## Texte à lire
....................

À la lumière de cet imaginaire, les cloisons solides ne sont pas les seules que la jeune mutante traverse. La métaphore livresque que filent la prophétesse et le cyborg lui reconnaît également le pouvoir de franchir le mur de la métalepse 25 en étant à la fois acteur du récit et d’une certaine manière auteur, capable de le remanier après coup, de le corriger, de l’amender. L’histoire apparaît comme un mythe, au sens étymologique du terme, dans lequel Rachel et Kitty tâchent d’apporter des variantes. Ce qui s’oppose, au fond c’est d’un côté l’homogénéité du tissu narratif, la pureté linéaire de sa trame, de l’autre le désordre qu’y apportent les ratures, les retouches, les repentirs. Pour la Confrérie des Mauvais Mutants et les Sentinels, l’histoire est un livre publié ; pour les X-Men et leurs alliés, c’est un manuscrit en développement, toujours susceptible d’être remis sur le métier.

....................

[Listes de localisation des éléments]

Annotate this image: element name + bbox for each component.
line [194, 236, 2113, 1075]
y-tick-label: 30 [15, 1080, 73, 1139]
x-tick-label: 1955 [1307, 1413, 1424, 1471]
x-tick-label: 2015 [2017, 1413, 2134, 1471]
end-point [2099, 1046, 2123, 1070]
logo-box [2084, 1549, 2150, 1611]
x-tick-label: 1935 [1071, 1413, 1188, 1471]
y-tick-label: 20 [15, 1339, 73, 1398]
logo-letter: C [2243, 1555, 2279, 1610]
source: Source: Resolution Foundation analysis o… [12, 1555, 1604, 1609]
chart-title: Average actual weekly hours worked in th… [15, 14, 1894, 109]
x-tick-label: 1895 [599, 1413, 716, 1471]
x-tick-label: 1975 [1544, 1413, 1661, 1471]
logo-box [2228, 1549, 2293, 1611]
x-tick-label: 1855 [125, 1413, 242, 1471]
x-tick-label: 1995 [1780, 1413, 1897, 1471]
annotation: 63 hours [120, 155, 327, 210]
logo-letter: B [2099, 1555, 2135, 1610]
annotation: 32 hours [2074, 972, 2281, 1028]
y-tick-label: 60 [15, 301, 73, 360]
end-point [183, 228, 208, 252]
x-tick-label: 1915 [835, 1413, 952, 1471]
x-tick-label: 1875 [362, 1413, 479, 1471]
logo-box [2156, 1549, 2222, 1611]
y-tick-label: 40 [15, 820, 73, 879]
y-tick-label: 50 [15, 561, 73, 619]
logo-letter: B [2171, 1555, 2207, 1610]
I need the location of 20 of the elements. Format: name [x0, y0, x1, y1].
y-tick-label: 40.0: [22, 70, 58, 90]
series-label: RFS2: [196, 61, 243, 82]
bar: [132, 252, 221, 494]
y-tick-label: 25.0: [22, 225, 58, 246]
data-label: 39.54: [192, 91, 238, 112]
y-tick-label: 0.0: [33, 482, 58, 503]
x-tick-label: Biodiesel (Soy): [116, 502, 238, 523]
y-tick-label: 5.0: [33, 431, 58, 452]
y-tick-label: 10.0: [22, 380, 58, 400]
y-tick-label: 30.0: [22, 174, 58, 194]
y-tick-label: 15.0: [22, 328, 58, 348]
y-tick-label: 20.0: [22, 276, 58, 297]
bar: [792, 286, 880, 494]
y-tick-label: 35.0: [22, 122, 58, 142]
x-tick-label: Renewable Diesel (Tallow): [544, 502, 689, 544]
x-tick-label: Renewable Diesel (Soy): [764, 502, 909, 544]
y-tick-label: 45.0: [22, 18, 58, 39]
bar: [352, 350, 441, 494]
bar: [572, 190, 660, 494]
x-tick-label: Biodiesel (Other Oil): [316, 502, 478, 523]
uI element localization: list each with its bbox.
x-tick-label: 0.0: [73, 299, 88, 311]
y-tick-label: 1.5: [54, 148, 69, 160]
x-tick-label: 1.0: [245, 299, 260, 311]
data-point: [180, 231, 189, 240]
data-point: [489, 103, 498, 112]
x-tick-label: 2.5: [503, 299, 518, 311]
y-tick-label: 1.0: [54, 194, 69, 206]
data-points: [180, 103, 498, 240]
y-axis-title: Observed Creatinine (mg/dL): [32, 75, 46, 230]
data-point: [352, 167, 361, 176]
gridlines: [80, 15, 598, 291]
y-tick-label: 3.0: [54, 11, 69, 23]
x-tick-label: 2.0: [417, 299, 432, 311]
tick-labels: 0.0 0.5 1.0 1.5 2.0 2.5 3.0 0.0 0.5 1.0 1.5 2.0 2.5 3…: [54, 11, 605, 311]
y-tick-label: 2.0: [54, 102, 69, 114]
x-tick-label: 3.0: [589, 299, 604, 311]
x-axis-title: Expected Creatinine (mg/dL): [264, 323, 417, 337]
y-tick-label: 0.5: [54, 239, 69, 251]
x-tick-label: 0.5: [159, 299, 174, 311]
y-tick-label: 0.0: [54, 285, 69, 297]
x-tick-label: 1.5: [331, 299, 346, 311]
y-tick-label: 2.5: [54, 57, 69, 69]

....................

## Consigne
Recopiez, dans le texte sur les X-Men, le passage allant de « À la lumière » jusqu'à « sur le métier. », en substituant « brouillon » à « manuscrit ».

## Réponse attendue
À la lumière de cet imaginaire, les cloisons solides ne sont pas les seules que la jeune mutante traverse. La métaphore livresque que filent la prophétesse et le cyborg lui reconnaît également le pouvoir de franchir le mur de la métalepse 25 en étant à la fois acteur du récit et d’une certaine manière auteur, capable de le remanier après coup, de le corriger, de l’amender. L’histoire apparaît comme un mythe, au sens étymologique du terme, dans lequel Rachel et Kitty tâchent d’apporter des variantes. Ce qui s’oppose, au fond c’est d’un côté l’homogénéité du tissu narratif, la pureté linéaire de sa trame, de l’autre le désordre qu’y apportent les ratures, les retouches, les repentirs. Pour la Confrérie des Mauvais Mutants et les Sentinels, l’histoire est un livre publié ; pour les X-Men et leurs alliés, c’est un brouillon en développement, toujours susceptible d’être remis sur le métier.